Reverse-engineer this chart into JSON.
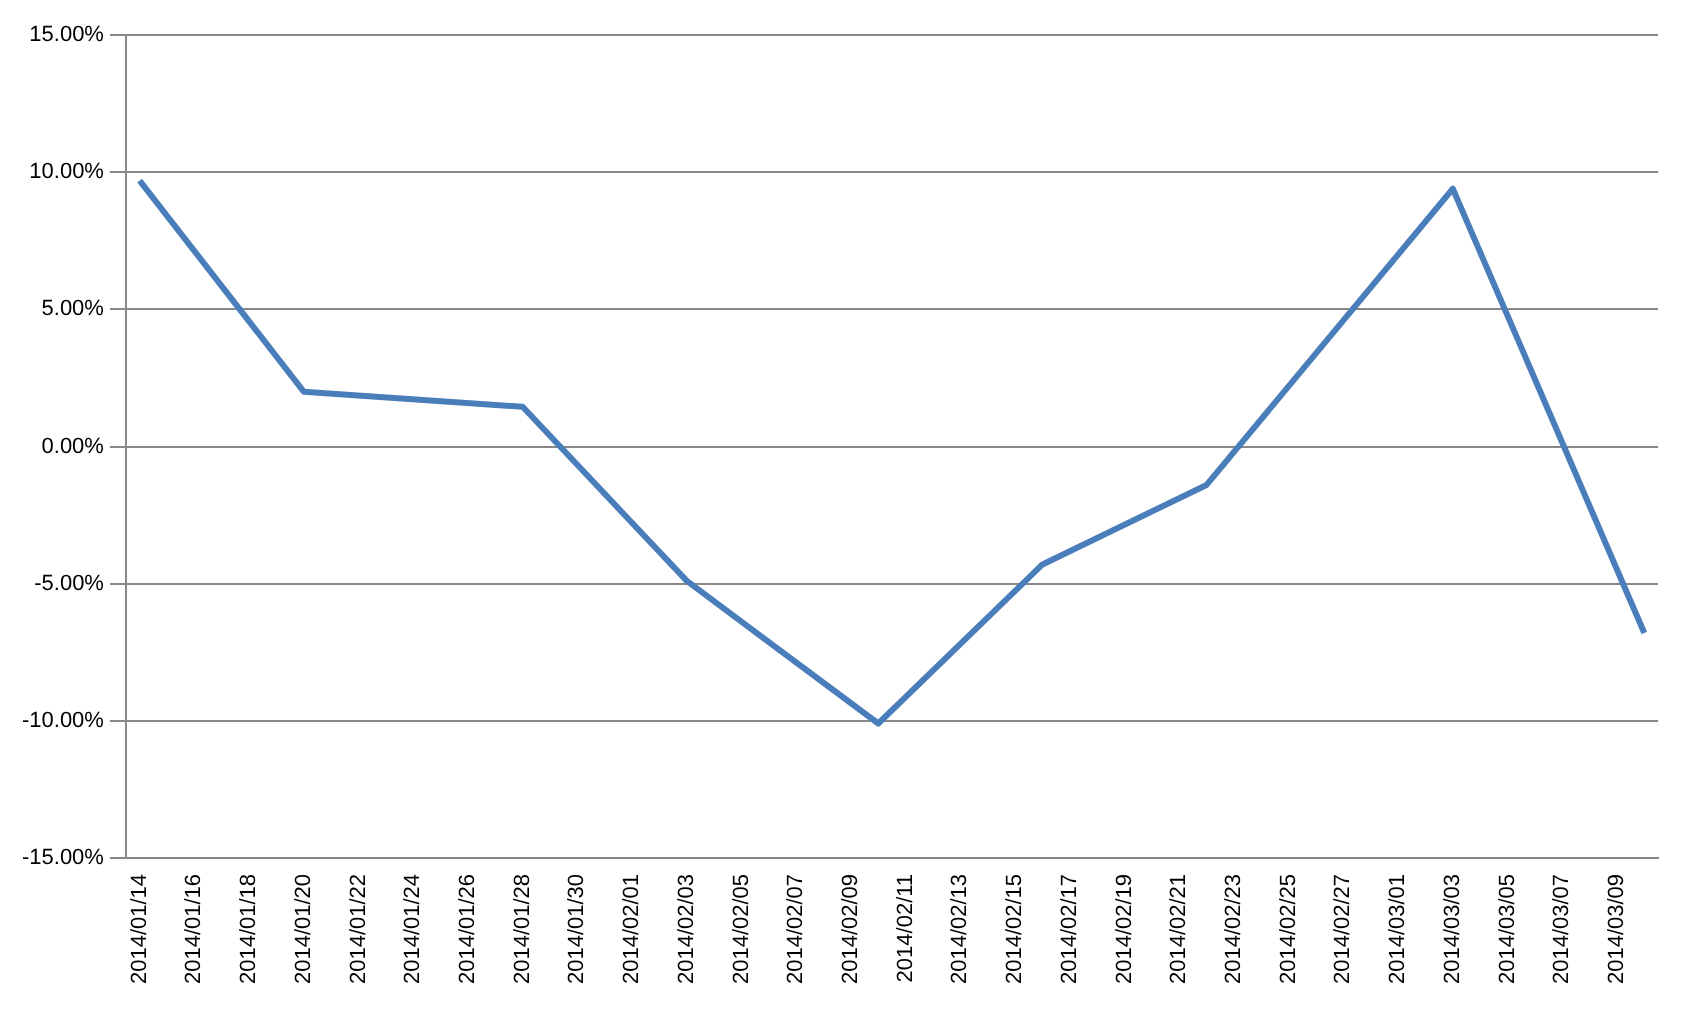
{
  "chart_data": {
    "type": "line",
    "x": [
      "2014-01-14",
      "2014-01-20",
      "2014-01-28",
      "2014-02-03",
      "2014-02-10",
      "2014-02-16",
      "2014-02-22",
      "2014-03-03",
      "2014-03-10"
    ],
    "series": [
      {
        "color": "#4a7ebb",
        "values": [
          9.7,
          2.0,
          1.45,
          -4.9,
          -10.1,
          -4.3,
          -1.4,
          9.4,
          -6.8
        ]
      }
    ],
    "xlim": [
      "2014-01-13T12:00",
      "2014-03-10T12:00"
    ],
    "xticks": [
      {
        "value": "2014-01-14",
        "label": "2014/01/14"
      },
      {
        "value": "2014-01-16",
        "label": "2014/01/16"
      },
      {
        "value": "2014-01-18",
        "label": "2014/01/18"
      },
      {
        "value": "2014-01-20",
        "label": "2014/01/20"
      },
      {
        "value": "2014-01-22",
        "label": "2014/01/22"
      },
      {
        "value": "2014-01-24",
        "label": "2014/01/24"
      },
      {
        "value": "2014-01-26",
        "label": "2014/01/26"
      },
      {
        "value": "2014-01-28",
        "label": "2014/01/28"
      },
      {
        "value": "2014-01-30",
        "label": "2014/01/30"
      },
      {
        "value": "2014-02-01",
        "label": "2014/02/01"
      },
      {
        "value": "2014-02-03",
        "label": "2014/02/03"
      },
      {
        "value": "2014-02-05",
        "label": "2014/02/05"
      },
      {
        "value": "2014-02-07",
        "label": "2014/02/07"
      },
      {
        "value": "2014-02-09",
        "label": "2014/02/09"
      },
      {
        "value": "2014-02-11",
        "label": "2014/02/11"
      },
      {
        "value": "2014-02-13",
        "label": "2014/02/13"
      },
      {
        "value": "2014-02-15",
        "label": "2014/02/15"
      },
      {
        "value": "2014-02-17",
        "label": "2014/02/17"
      },
      {
        "value": "2014-02-19",
        "label": "2014/02/19"
      },
      {
        "value": "2014-02-21",
        "label": "2014/02/21"
      },
      {
        "value": "2014-02-23",
        "label": "2014/02/23"
      },
      {
        "value": "2014-02-25",
        "label": "2014/02/25"
      },
      {
        "value": "2014-02-27",
        "label": "2014/02/27"
      },
      {
        "value": "2014-03-01",
        "label": "2014/03/01"
      },
      {
        "value": "2014-03-03",
        "label": "2014/03/03"
      },
      {
        "value": "2014-03-05",
        "label": "2014/03/05"
      },
      {
        "value": "2014-03-07",
        "label": "2014/03/07"
      },
      {
        "value": "2014-03-09",
        "label": "2014/03/09"
      }
    ],
    "ylim": [
      -15,
      15
    ],
    "yticks": [
      {
        "value": -15,
        "label": "-15.00%"
      },
      {
        "value": -10,
        "label": "-10.00%"
      },
      {
        "value": -5,
        "label": "-5.00%"
      },
      {
        "value": 0,
        "label": "0.00%"
      },
      {
        "value": 5,
        "label": "5.00%"
      },
      {
        "value": 10,
        "label": "10.00%"
      },
      {
        "value": 15,
        "label": "15.00%"
      }
    ],
    "grid": "y",
    "marker": "none",
    "line_style": "solid",
    "legend": false
  }
}
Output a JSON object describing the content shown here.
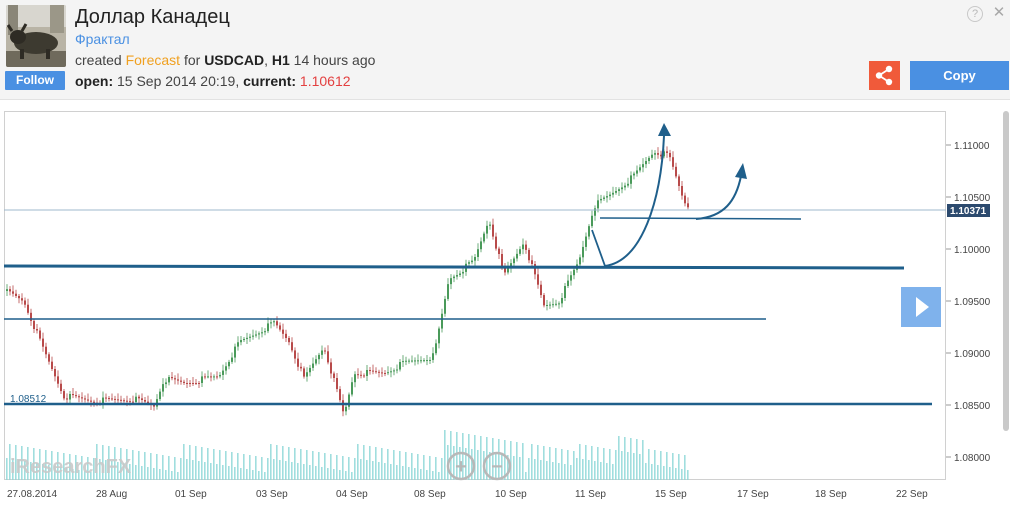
{
  "header": {
    "title": "Доллар Канадец",
    "subtitle": "Фрактал",
    "created_prefix": "created",
    "forecast_label": "Forecast",
    "for_label": "for",
    "symbol": "USDCAD",
    "timeframe": "H1",
    "ago": "14 hours ago",
    "open_label": "open:",
    "open_value": "15 Sep 2014 20:19,",
    "current_label": "current:",
    "current_value": "1.10612",
    "follow_label": "Follow",
    "copy_label": "Copy",
    "help_glyph": "?",
    "close_glyph": "✕"
  },
  "colors": {
    "accent": "#4a90e2",
    "share": "#f05a3a",
    "forecast": "#f0a020",
    "current": "#e34040",
    "line": "#1f5f8b",
    "bull": "#4a9a5a",
    "bear": "#b84a4a",
    "volume": "#8fd8d8"
  },
  "chart": {
    "watermark": "iResearchFX",
    "price_tag": "1.10371",
    "left_level_label": "1.08512",
    "y_ticks": [
      "1.11000",
      "1.10500",
      "1.10000",
      "1.09500",
      "1.09000",
      "1.08500",
      "1.08000"
    ],
    "x_ticks": [
      "27.08.2014",
      "28 Aug",
      "01 Sep",
      "03 Sep",
      "04 Sep",
      "08 Sep",
      "10 Sep",
      "11 Sep",
      "15 Sep",
      "17 Sep",
      "18 Sep",
      "22 Sep"
    ],
    "zoom_in_glyph": "+",
    "zoom_out_glyph": "−"
  }
}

:: Directions ::
Your task is an exact transcription of all the data, minus the pictures.

:: Result of this task ::
Reverse-engineer this chart into JSON.
{
  "chart_data": {
    "type": "line",
    "x": [
      "2014-01-14",
      "2014-01-20",
      "2014-01-28",
      "2014-02-03",
      "2014-02-10",
      "2014-02-16",
      "2014-02-22",
      "2014-03-03",
      "2014-03-10"
    ],
    "series": [
      {
        "color": "#4a7ebb",
        "values": [
          9.7,
          2.0,
          1.45,
          -4.9,
          -10.1,
          -4.3,
          -1.4,
          9.4,
          -6.8
        ]
      }
    ],
    "xlim": [
      "2014-01-13T12:00",
      "2014-03-10T12:00"
    ],
    "xticks": [
      {
        "value": "2014-01-14",
        "label": "2014/01/14"
      },
      {
        "value": "2014-01-16",
        "label": "2014/01/16"
      },
      {
        "value": "2014-01-18",
        "label": "2014/01/18"
      },
      {
        "value": "2014-01-20",
        "label": "2014/01/20"
      },
      {
        "value": "2014-01-22",
        "label": "2014/01/22"
      },
      {
        "value": "2014-01-24",
        "label": "2014/01/24"
      },
      {
        "value": "2014-01-26",
        "label": "2014/01/26"
      },
      {
        "value": "2014-01-28",
        "label": "2014/01/28"
      },
      {
        "value": "2014-01-30",
        "label": "2014/01/30"
      },
      {
        "value": "2014-02-01",
        "label": "2014/02/01"
      },
      {
        "value": "2014-02-03",
        "label": "2014/02/03"
      },
      {
        "value": "2014-02-05",
        "label": "2014/02/05"
      },
      {
        "value": "2014-02-07",
        "label": "2014/02/07"
      },
      {
        "value": "2014-02-09",
        "label": "2014/02/09"
      },
      {
        "value": "2014-02-11",
        "label": "2014/02/11"
      },
      {
        "value": "2014-02-13",
        "label": "2014/02/13"
      },
      {
        "value": "2014-02-15",
        "label": "2014/02/15"
      },
      {
        "value": "2014-02-17",
        "label": "2014/02/17"
      },
      {
        "value": "2014-02-19",
        "label": "2014/02/19"
      },
      {
        "value": "2014-02-21",
        "label": "2014/02/21"
      },
      {
        "value": "2014-02-23",
        "label": "2014/02/23"
      },
      {
        "value": "2014-02-25",
        "label": "2014/02/25"
      },
      {
        "value": "2014-02-27",
        "label": "2014/02/27"
      },
      {
        "value": "2014-03-01",
        "label": "2014/03/01"
      },
      {
        "value": "2014-03-03",
        "label": "2014/03/03"
      },
      {
        "value": "2014-03-05",
        "label": "2014/03/05"
      },
      {
        "value": "2014-03-07",
        "label": "2014/03/07"
      },
      {
        "value": "2014-03-09",
        "label": "2014/03/09"
      }
    ],
    "ylim": [
      -15,
      15
    ],
    "yticks": [
      {
        "value": -15,
        "label": "-15.00%"
      },
      {
        "value": -10,
        "label": "-10.00%"
      },
      {
        "value": -5,
        "label": "-5.00%"
      },
      {
        "value": 0,
        "label": "0.00%"
      },
      {
        "value": 5,
        "label": "5.00%"
      },
      {
        "value": 10,
        "label": "10.00%"
      },
      {
        "value": 15,
        "label": "15.00%"
      }
    ],
    "grid": "y",
    "marker": "none",
    "line_style": "solid",
    "legend": false
  }
}
Output a JSON object describing the content shown here.
{
  "header": {
    "title": "Доллар Канадец",
    "subtitle": "Фрактал",
    "created_prefix": "created",
    "forecast_label": "Forecast",
    "for_label": "for",
    "symbol": "USDCAD",
    "timeframe": "H1",
    "ago": "14 hours ago",
    "open_label": "open:",
    "open_value": "15 Sep 2014 20:19,",
    "current_label": "current:",
    "current_value": "1.10612",
    "follow_label": "Follow",
    "copy_label": "Copy",
    "help_glyph": "?",
    "close_glyph": "✕"
  },
  "colors": {
    "accent": "#4a90e2",
    "share": "#f05a3a",
    "forecast": "#f0a020",
    "current": "#e34040",
    "line": "#1f5f8b",
    "bull": "#4a9a5a",
    "bear": "#b84a4a",
    "volume": "#8fd8d8"
  },
  "chart": {
    "watermark": "iResearchFX",
    "price_tag": "1.10371",
    "left_level_label": "1.08512",
    "y_ticks": [
      "1.11000",
      "1.10500",
      "1.10000",
      "1.09500",
      "1.09000",
      "1.08500",
      "1.08000"
    ],
    "x_ticks": [
      "27.08.2014",
      "28 Aug",
      "01 Sep",
      "03 Sep",
      "04 Sep",
      "08 Sep",
      "10 Sep",
      "11 Sep",
      "15 Sep",
      "17 Sep",
      "18 Sep",
      "22 Sep"
    ],
    "zoom_in_glyph": "+",
    "zoom_out_glyph": "−"
  }
}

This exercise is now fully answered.